(Data records)
[Start]

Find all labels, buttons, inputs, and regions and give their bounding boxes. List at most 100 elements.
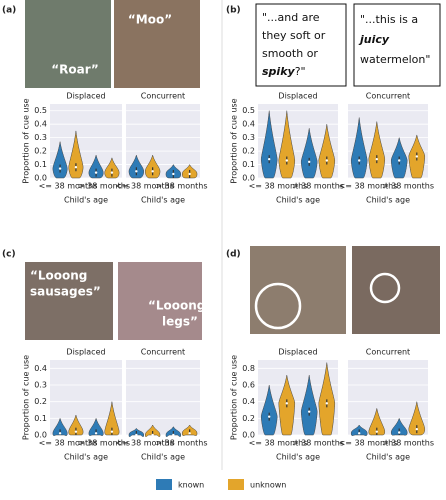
quote: watermelon" xyxy=(360,53,430,66)
median-dot xyxy=(268,157,271,161)
x-axis-label: Child's age xyxy=(366,196,410,205)
y-tick-label: 0.3 xyxy=(34,133,47,142)
violin xyxy=(318,124,336,179)
quote: “Looong xyxy=(30,269,87,283)
y-tick-label: 0.0 xyxy=(34,174,47,183)
median-dot xyxy=(398,431,401,434)
violin xyxy=(104,156,120,179)
median-dot xyxy=(58,167,62,170)
x-axis-label: Child's age xyxy=(141,196,185,205)
y-tick-label: 0.0 xyxy=(242,174,255,183)
panel-label: (d) xyxy=(226,250,241,260)
quote: "...this is a xyxy=(360,13,418,26)
quote: legs” xyxy=(162,315,198,329)
x-tick-label: <= 38 months xyxy=(115,182,174,191)
x-tick-label: > 38 months xyxy=(78,439,130,448)
highlight-circle xyxy=(254,282,302,330)
x-tick-label: <= 38 months xyxy=(339,182,398,191)
y-tick-label: 0.6 xyxy=(242,381,255,390)
violin xyxy=(88,155,104,179)
legend-label: known xyxy=(178,481,204,490)
x-axis-label: Child's age xyxy=(64,453,108,462)
x-tick-label: > 38 months xyxy=(382,182,434,191)
x-axis-label: Child's age xyxy=(141,453,185,462)
quote: "...and are xyxy=(262,11,320,24)
violin xyxy=(368,121,386,179)
photo xyxy=(118,262,202,340)
quote: smooth or xyxy=(262,47,318,60)
violin xyxy=(260,384,278,436)
violin xyxy=(260,110,278,179)
median-dot xyxy=(375,430,378,433)
photo xyxy=(25,262,113,340)
median-dot xyxy=(188,432,191,435)
quote: they soft or xyxy=(262,29,326,42)
subplot-title: Concurrent xyxy=(141,92,185,101)
violin xyxy=(318,362,336,436)
photo xyxy=(114,0,200,88)
photo xyxy=(250,246,346,334)
photo xyxy=(352,246,440,334)
highlight-circle xyxy=(369,272,401,304)
x-tick-label: > 38 months xyxy=(78,182,130,191)
y-tick-label: 0.0 xyxy=(242,431,255,440)
y-tick-label: 0.4 xyxy=(242,120,255,129)
median-dot xyxy=(94,432,98,435)
subplot-title: Displaced xyxy=(66,348,105,357)
x-tick-label: > 38 months xyxy=(292,182,344,191)
quote: “Moo” xyxy=(128,13,172,27)
quote-box xyxy=(255,3,347,87)
x-axis-label: Child's age xyxy=(64,196,108,205)
median-dot xyxy=(110,430,114,433)
median-dot xyxy=(268,415,271,418)
x-tick-label: > 38 months xyxy=(155,439,207,448)
subplot-title: Concurrent xyxy=(141,348,185,357)
violin xyxy=(128,154,145,179)
violin xyxy=(68,130,84,179)
x-tick-label: <= 38 months xyxy=(249,439,308,448)
median-dot xyxy=(58,432,62,435)
y-tick-label: 0.0 xyxy=(34,431,47,440)
quote: sausages” xyxy=(30,285,101,299)
median-dot xyxy=(135,433,138,437)
median-dot xyxy=(172,433,175,437)
median-dot xyxy=(325,402,328,405)
x-axis-label: Child's age xyxy=(276,453,320,462)
y-tick-label: 0.2 xyxy=(242,147,255,156)
quote-box xyxy=(353,3,441,87)
legend-swatch xyxy=(228,479,244,490)
x-tick-label: > 38 months xyxy=(155,182,207,191)
x-tick-label: <= 38 months xyxy=(249,182,308,191)
quote: spiky?" xyxy=(262,65,306,78)
y-tick-label: 0.4 xyxy=(242,397,255,406)
legend-label: unknown xyxy=(250,481,286,490)
median-dot xyxy=(415,427,418,431)
violin xyxy=(408,401,426,436)
y-tick-label: 0.2 xyxy=(242,414,255,423)
y-tick-label: 0.3 xyxy=(34,381,47,390)
violin xyxy=(278,110,296,179)
quote: ?" xyxy=(295,65,306,78)
y-tick-label: 0.8 xyxy=(242,364,255,373)
y-tick-label: 0.4 xyxy=(34,364,47,373)
median-dot xyxy=(74,430,78,433)
quote: “Looong xyxy=(148,299,205,313)
median-dot xyxy=(110,171,114,174)
median-dot xyxy=(375,157,378,161)
quote: “Roar” xyxy=(51,63,99,77)
median-dot xyxy=(94,171,98,174)
median-dot xyxy=(151,170,154,173)
y-axis-label: Proportion of cue use xyxy=(230,98,239,183)
x-tick-label: <= 38 months xyxy=(115,439,174,448)
violin xyxy=(144,154,161,179)
y-tick-label: 0.1 xyxy=(242,160,255,169)
median-dot xyxy=(135,170,138,173)
median-dot xyxy=(325,159,328,162)
x-tick-label: > 38 months xyxy=(292,439,344,448)
subplot-title: Concurrent xyxy=(366,348,410,357)
violin xyxy=(300,374,318,436)
y-tick-label: 0.2 xyxy=(34,147,47,156)
y-tick-label: 0.2 xyxy=(34,397,47,406)
median-dot xyxy=(358,432,361,435)
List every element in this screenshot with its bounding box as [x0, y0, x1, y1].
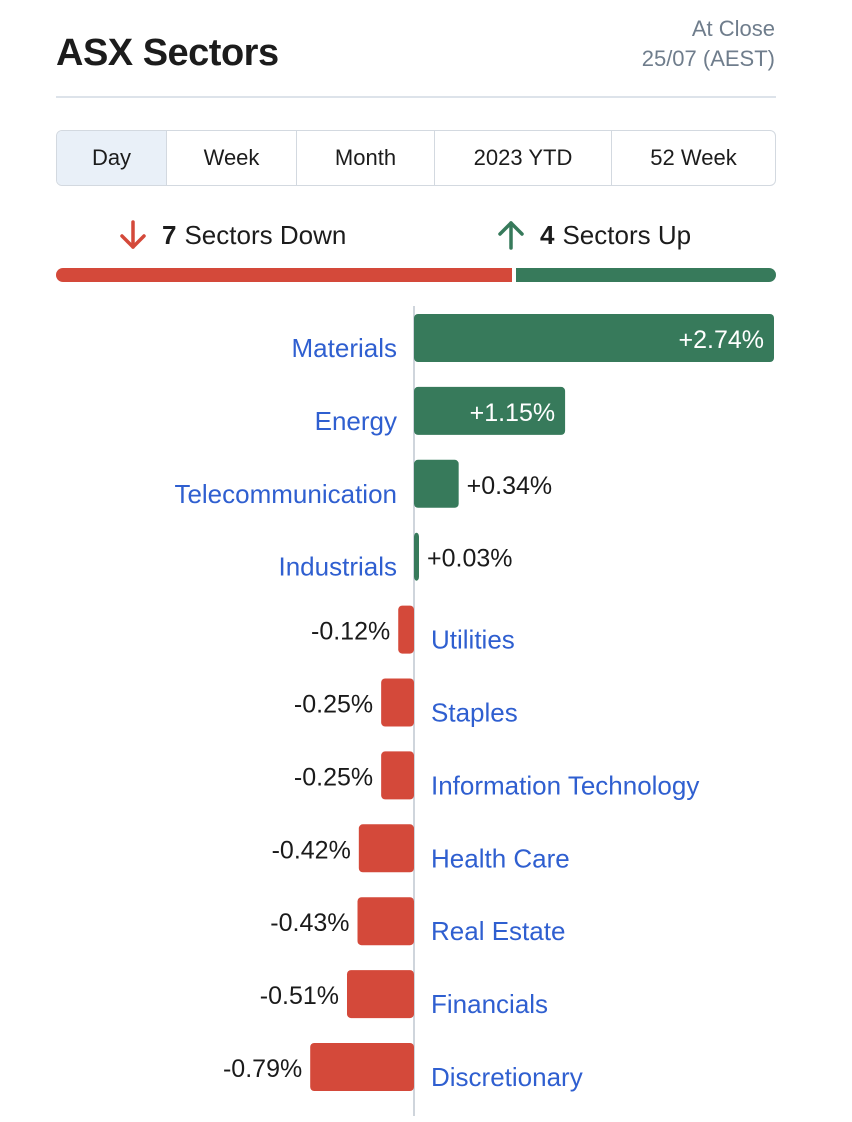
bar-utilities — [398, 605, 414, 654]
sector-link-staples[interactable]: Staples — [431, 698, 518, 728]
bar-value-label: -0.79% — [223, 1055, 302, 1083]
breadth-bar — [56, 268, 776, 282]
sector-link-industrials[interactable]: Industrials — [279, 552, 398, 582]
tab-52-week[interactable]: 52 Week — [650, 145, 737, 170]
sector-link-utilities[interactable]: Utilities — [431, 625, 515, 655]
arrow-down-icon — [120, 220, 146, 249]
sector-link-real-estate[interactable]: Real Estate — [431, 916, 565, 946]
header-divider — [56, 96, 776, 98]
bar-financials — [346, 970, 414, 1019]
bar-value-label: -0.43% — [270, 909, 349, 937]
sector-link-financials[interactable]: Financials — [431, 989, 548, 1019]
bar-value-label: -0.42% — [272, 836, 351, 864]
bar-real-estate — [357, 897, 414, 946]
bar-materials — [414, 314, 774, 362]
bar-value-label: -0.25% — [294, 763, 373, 791]
bar-industrials — [414, 532, 419, 581]
bar-health-care — [358, 824, 414, 873]
tab-week[interactable]: Week — [167, 131, 297, 185]
market-status: At Close 25/07 (AEST) — [642, 14, 775, 74]
sectors-down-summary: 7 Sectors Down — [116, 218, 346, 252]
tab-day[interactable]: Day — [57, 131, 167, 185]
sectors-up-summary: 4 Sectors Up — [494, 218, 691, 252]
sector-link-materials[interactable]: Materials — [292, 333, 397, 363]
sectors-up-label: Sectors Up — [562, 219, 692, 250]
bar-discretionary — [310, 1043, 414, 1091]
sector-link-telecommunication[interactable]: Telecommunication — [174, 479, 397, 509]
breadth-bar-down — [56, 268, 512, 282]
bar-staples — [381, 678, 414, 727]
breadth-bar-up — [516, 268, 776, 282]
bar-telecommunication — [414, 459, 459, 508]
period-tabs: Day Week Month 2023 YTD 52 Week — [56, 130, 776, 186]
bar-energy — [414, 386, 566, 435]
arrow-up-icon — [498, 221, 524, 250]
bar-information-technology — [381, 751, 414, 800]
bar-value-label: -0.51% — [260, 982, 339, 1010]
page-title: ASX Sectors — [56, 32, 279, 74]
bar-value-label: -0.25% — [294, 691, 373, 719]
bar-value-label: +1.15% — [470, 399, 556, 427]
sectors-down-label: Sectors Down — [184, 219, 347, 250]
bar-value-label: +0.34% — [467, 472, 552, 500]
bar-value-label: +2.74% — [679, 326, 765, 354]
status-date: 25/07 (AEST) — [641, 46, 775, 71]
bar-value-label: -0.12% — [311, 618, 390, 646]
bar-value-label: +0.03% — [427, 545, 513, 573]
sectors-down-count: 7 — [162, 219, 177, 250]
sector-link-information-technology[interactable]: Information Technology — [431, 770, 699, 800]
tab-month[interactable]: Month — [297, 131, 435, 185]
tab-2023-ytd[interactable]: 2023 YTD — [435, 131, 612, 185]
sector-link-discretionary[interactable]: Discretionary — [431, 1062, 583, 1092]
sectors-up-count: 4 — [540, 219, 555, 250]
sector-link-energy[interactable]: Energy — [315, 406, 397, 436]
status-label: At Close — [691, 16, 775, 41]
sector-link-health-care[interactable]: Health Care — [431, 843, 570, 873]
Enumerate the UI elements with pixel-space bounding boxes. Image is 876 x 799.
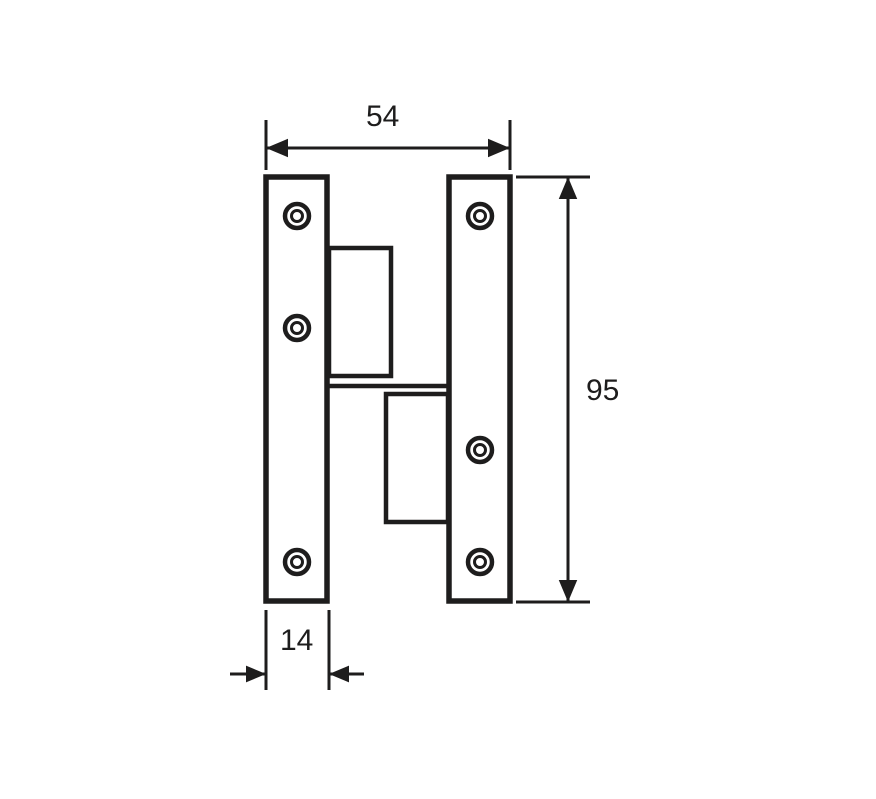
- arrowhead: [246, 666, 266, 683]
- left-knuckle: [329, 248, 391, 376]
- technical-drawing: 54 95 14: [0, 0, 876, 799]
- drawing-svg: [0, 0, 876, 799]
- arrowhead: [266, 139, 288, 157]
- arrowhead: [488, 139, 510, 157]
- right-plate: [449, 177, 510, 601]
- arrowhead: [329, 666, 349, 683]
- arrowhead: [559, 177, 577, 199]
- arrowhead: [559, 580, 577, 602]
- right-knuckle: [386, 394, 448, 522]
- dim-height-label: 95: [586, 374, 619, 408]
- dim-thickness-label: 14: [280, 624, 313, 658]
- left-plate: [266, 177, 327, 601]
- dim-width-label: 54: [366, 100, 399, 134]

[End]

*GOAL*.
Reproduce the records starting at the line that contains "- arrowhead: [246, 666, 266, 683]" and continuing through the final line of the records, including both of those lines.

*EXERCISE OUTPUT*.
- arrowhead: [246, 666, 266, 683]
- left-knuckle: [329, 248, 391, 376]
- technical-drawing: 54 95 14: [0, 0, 876, 799]
- drawing-svg: [0, 0, 876, 799]
- arrowhead: [266, 139, 288, 157]
- arrowhead: [488, 139, 510, 157]
- right-plate: [449, 177, 510, 601]
- arrowhead: [329, 666, 349, 683]
- arrowhead: [559, 177, 577, 199]
- arrowhead: [559, 580, 577, 602]
- right-knuckle: [386, 394, 448, 522]
- dim-height-label: 95: [586, 374, 619, 408]
- dim-thickness-label: 14: [280, 624, 313, 658]
- left-plate: [266, 177, 327, 601]
- dim-width-label: 54: [366, 100, 399, 134]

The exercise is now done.